## START TEXT SHOWN

Hi,

[I'm replying to an old thread, hoping my email client won't screw up references too much - sorry in advance if it does]

>On Mon, 10 Jun 2019, Lennart Sorensen wrote:
>>On Fri, Jun 07, 2019 at 10:08:31PM +0000, Fujinaka, Todd wrote:
>> Just a quick update with the response I got and I'll make sure this is in our internal bug database.
>>
>> Here's what I got back, and it looks like you guys have tried this already:
>>
>> Have they tried these steps to configure RSS:
[...]
> With potentially 10000 ipsec connections, we don't even want to look at
> creating manual flow entries.  There isn't enough room for that.  We just
> wanted RSS to do its job the way it does on every other NIC in the past.
> After years of using mostly intel NICs that just worked, this one has
> been quite the surprise.
>
[...]
> Already tried with 4.19 kernel which is essentially identical to the
> latest out of tree driver (I diffed them and found no functional
> differences at all) and it didn't help.  Well it was essentially identical
> to the latest out of tree a few weeks ago.  It seems there is now a
> newer one with some changes although nothing in the list of changes
> sound relevant.

## END TEXT SHOWN
## START ROWS

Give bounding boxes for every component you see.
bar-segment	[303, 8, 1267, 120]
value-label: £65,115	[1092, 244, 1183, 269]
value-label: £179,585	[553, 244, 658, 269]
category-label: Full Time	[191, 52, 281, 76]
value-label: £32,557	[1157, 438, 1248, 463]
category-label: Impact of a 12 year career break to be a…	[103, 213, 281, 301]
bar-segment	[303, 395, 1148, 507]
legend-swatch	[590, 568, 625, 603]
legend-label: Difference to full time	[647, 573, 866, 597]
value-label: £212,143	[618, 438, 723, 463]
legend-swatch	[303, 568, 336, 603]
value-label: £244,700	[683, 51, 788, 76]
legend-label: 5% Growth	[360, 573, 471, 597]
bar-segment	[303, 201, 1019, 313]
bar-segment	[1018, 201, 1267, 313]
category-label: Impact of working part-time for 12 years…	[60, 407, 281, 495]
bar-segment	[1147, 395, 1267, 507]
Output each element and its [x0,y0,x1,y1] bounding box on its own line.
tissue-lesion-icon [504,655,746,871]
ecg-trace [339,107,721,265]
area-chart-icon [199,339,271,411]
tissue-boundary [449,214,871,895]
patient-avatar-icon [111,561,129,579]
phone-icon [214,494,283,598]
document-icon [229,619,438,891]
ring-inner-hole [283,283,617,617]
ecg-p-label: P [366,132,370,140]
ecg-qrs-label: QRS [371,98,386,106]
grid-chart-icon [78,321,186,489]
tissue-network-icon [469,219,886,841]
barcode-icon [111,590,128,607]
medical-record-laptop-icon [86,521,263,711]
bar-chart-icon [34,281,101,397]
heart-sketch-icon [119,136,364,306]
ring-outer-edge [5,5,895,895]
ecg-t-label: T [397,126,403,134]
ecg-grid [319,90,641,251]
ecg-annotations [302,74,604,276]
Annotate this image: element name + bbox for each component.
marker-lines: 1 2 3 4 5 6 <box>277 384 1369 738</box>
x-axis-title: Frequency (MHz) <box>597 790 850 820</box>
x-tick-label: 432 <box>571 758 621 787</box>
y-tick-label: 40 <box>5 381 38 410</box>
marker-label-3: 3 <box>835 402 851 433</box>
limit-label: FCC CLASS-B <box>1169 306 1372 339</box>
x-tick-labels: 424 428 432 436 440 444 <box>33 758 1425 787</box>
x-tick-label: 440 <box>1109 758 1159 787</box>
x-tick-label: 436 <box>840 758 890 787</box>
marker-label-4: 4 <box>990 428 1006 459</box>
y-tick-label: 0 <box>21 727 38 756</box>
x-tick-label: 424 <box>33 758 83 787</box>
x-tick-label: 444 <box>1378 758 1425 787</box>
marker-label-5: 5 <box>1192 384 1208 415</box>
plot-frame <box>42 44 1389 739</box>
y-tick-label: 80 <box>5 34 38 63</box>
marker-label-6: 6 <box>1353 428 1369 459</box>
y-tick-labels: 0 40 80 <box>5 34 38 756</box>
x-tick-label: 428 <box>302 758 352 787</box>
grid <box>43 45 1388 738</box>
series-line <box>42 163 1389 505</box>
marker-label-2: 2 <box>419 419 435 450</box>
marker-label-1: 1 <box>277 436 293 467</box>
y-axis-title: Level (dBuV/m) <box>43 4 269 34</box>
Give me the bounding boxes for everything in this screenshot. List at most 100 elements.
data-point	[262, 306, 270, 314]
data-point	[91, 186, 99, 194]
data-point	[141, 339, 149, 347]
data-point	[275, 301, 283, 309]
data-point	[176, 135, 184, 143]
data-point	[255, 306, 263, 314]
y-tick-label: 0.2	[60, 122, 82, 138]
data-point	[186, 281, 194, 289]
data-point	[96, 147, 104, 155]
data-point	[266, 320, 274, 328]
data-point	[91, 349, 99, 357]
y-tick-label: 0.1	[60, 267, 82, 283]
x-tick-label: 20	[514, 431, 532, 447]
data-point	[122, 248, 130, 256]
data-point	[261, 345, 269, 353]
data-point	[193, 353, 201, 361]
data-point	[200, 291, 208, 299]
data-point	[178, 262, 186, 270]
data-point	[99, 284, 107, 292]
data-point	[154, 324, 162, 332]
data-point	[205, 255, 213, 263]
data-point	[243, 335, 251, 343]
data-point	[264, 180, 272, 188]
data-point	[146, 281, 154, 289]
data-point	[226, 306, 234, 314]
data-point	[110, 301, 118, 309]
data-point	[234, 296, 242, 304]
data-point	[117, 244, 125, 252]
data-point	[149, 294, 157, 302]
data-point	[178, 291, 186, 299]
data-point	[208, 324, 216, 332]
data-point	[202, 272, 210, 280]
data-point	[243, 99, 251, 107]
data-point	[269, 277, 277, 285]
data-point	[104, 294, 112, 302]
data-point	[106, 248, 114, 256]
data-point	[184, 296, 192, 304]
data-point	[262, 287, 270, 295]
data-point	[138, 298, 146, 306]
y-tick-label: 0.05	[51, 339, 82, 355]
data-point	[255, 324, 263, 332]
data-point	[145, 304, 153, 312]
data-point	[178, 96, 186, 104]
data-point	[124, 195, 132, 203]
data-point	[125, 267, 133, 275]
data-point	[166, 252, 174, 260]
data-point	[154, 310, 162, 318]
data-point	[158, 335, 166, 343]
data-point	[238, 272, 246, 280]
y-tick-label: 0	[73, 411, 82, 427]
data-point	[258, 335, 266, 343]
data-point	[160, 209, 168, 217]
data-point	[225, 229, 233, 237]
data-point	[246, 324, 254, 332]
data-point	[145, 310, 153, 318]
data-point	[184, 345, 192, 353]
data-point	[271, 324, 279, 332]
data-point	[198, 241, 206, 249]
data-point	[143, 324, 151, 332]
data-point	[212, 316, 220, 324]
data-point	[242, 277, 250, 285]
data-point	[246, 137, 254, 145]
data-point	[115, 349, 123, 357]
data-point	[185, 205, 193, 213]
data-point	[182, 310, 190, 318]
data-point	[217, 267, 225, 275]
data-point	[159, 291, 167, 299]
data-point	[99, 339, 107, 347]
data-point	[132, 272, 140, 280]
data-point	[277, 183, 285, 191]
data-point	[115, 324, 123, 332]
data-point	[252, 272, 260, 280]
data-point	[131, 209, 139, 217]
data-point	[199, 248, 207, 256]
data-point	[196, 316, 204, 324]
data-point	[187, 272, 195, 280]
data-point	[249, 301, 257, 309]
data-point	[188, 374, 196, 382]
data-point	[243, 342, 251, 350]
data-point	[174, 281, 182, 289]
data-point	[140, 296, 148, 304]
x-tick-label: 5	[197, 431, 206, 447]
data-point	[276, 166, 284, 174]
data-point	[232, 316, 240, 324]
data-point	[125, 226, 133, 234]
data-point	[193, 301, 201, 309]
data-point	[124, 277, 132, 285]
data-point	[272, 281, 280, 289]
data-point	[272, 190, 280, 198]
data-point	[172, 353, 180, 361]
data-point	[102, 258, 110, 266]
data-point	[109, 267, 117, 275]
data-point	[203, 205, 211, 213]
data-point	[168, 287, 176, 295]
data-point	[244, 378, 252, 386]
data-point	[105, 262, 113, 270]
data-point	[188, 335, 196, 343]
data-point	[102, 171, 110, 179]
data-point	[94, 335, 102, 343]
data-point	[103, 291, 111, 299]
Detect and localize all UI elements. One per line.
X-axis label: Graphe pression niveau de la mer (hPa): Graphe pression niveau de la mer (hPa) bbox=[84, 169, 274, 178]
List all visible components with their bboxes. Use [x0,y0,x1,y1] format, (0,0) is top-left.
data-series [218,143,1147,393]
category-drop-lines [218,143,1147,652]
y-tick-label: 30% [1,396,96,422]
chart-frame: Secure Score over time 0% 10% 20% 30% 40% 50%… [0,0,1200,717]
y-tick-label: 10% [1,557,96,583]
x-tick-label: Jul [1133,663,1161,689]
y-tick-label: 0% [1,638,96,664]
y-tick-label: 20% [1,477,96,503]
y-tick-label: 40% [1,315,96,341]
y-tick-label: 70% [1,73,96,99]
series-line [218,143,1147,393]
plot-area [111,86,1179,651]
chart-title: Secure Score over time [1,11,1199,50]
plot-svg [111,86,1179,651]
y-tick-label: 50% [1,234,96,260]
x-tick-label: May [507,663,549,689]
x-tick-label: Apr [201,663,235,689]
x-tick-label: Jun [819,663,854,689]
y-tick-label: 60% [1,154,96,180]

## END ROWS

### SET PROBLEM
According to the email text above, which kernel version had already been tried without helping?

### RIGHT ANSWER
The 4.19 kernel.